* [What is needed]: Please transcribe the records precisely; pictures stay out of your copy.

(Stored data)
--
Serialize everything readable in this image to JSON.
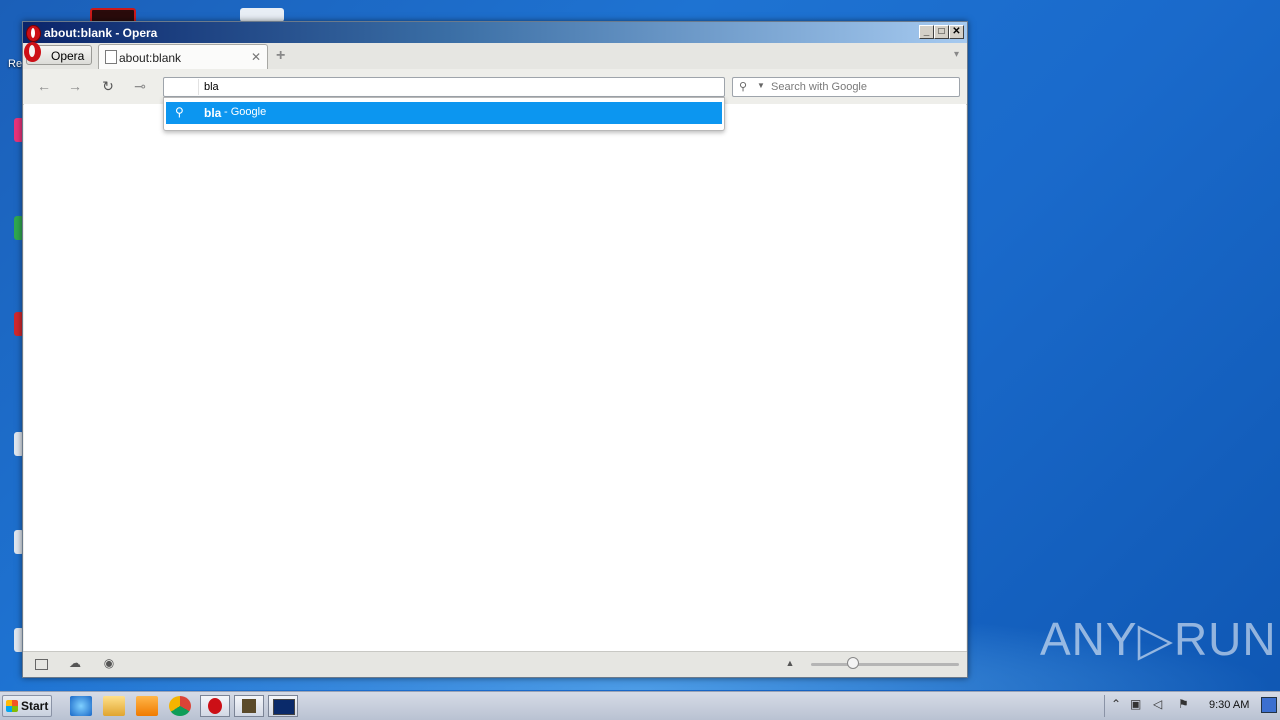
{
  "window": {
    "title": "about:blank - Opera"
  },
  "opera_menu": {
    "label": "Opera"
  },
  "tabs": [
    {
      "label": "about:blank",
      "close": "✕"
    }
  ],
  "new_tab": "+",
  "address_bar": {
    "value": "bla"
  },
  "search_box": {
    "placeholder": "Search with Google"
  },
  "suggestion": {
    "query": "bla",
    "source": "- Google"
  },
  "desktop": {
    "recycle_label": "Re"
  },
  "taskbar": {
    "start_label": "Start",
    "clock": "9:30 AM"
  },
  "watermark": "ANY▷RUN",
  "icons": {
    "back": "←",
    "forward": "→",
    "reload": "↻",
    "key": "⊸",
    "search": "🔍",
    "dropdown": "▼",
    "tab_menu": "▾"
  }
}
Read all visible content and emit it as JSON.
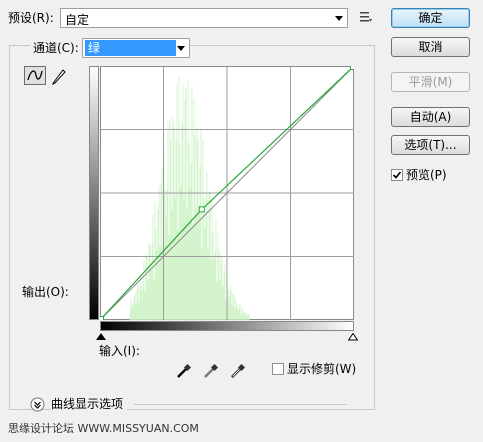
{
  "preset": {
    "label": "预设(R):",
    "value": "自定"
  },
  "channel": {
    "label": "通道(C):",
    "value": "绿"
  },
  "buttons": {
    "ok": "确定",
    "cancel": "取消",
    "smooth": "平滑(M)",
    "auto": "自动(A)",
    "options": "选项(T)..."
  },
  "preview": {
    "label": "预览(P)",
    "checked": true
  },
  "output_label": "输出(O):",
  "input_label": "输入(I):",
  "show_clipping": {
    "label": "显示修剪(W)",
    "checked": false
  },
  "curve_display_options": "曲线显示选项",
  "watermark": "思缘设计论坛 WWW.MISSYUAN.COM",
  "colors": {
    "accent": "#3399ff",
    "curve": "#27a83a",
    "histogram": "#c8f2c0"
  },
  "icons": [
    "curve-tool-icon",
    "pencil-icon",
    "preset-menu-icon",
    "black-eyedropper-icon",
    "gray-eyedropper-icon",
    "white-eyedropper-icon",
    "expand-chevron-icon"
  ],
  "curve": {
    "points": [
      [
        0,
        0
      ],
      [
        0.4,
        0.435
      ],
      [
        1,
        1
      ]
    ]
  }
}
--
* [Written response]:
Serialize everything readable in this image to JSON.
{
  "window": {
    "title": "about:blank - Opera"
  },
  "opera_menu": {
    "label": "Opera"
  },
  "tabs": [
    {
      "label": "about:blank",
      "close": "✕"
    }
  ],
  "new_tab": "+",
  "address_bar": {
    "value": "bla"
  },
  "search_box": {
    "placeholder": "Search with Google"
  },
  "suggestion": {
    "query": "bla",
    "source": "- Google"
  },
  "desktop": {
    "recycle_label": "Re"
  },
  "taskbar": {
    "start_label": "Start",
    "clock": "9:30 AM"
  },
  "watermark": "ANY▷RUN",
  "icons": {
    "back": "←",
    "forward": "→",
    "reload": "↻",
    "key": "⊸",
    "search": "🔍",
    "dropdown": "▼",
    "tab_menu": "▾"
  }
}
Read all visible content and emit it as JSON.
{
  "preset": {
    "label": "预设(R):",
    "value": "自定"
  },
  "channel": {
    "label": "通道(C):",
    "value": "绿"
  },
  "buttons": {
    "ok": "确定",
    "cancel": "取消",
    "smooth": "平滑(M)",
    "auto": "自动(A)",
    "options": "选项(T)..."
  },
  "preview": {
    "label": "预览(P)",
    "checked": true
  },
  "output_label": "输出(O):",
  "input_label": "输入(I):",
  "show_clipping": {
    "label": "显示修剪(W)",
    "checked": false
  },
  "curve_display_options": "曲线显示选项",
  "watermark": "思缘设计论坛 WWW.MISSYUAN.COM",
  "colors": {
    "accent": "#3399ff",
    "curve": "#27a83a",
    "histogram": "#c8f2c0"
  },
  "icons": [
    "curve-tool-icon",
    "pencil-icon",
    "preset-menu-icon",
    "black-eyedropper-icon",
    "gray-eyedropper-icon",
    "white-eyedropper-icon",
    "expand-chevron-icon"
  ],
  "curve": {
    "points": [
      [
        0,
        0
      ],
      [
        0.4,
        0.435
      ],
      [
        1,
        1
      ]
    ]
  }
}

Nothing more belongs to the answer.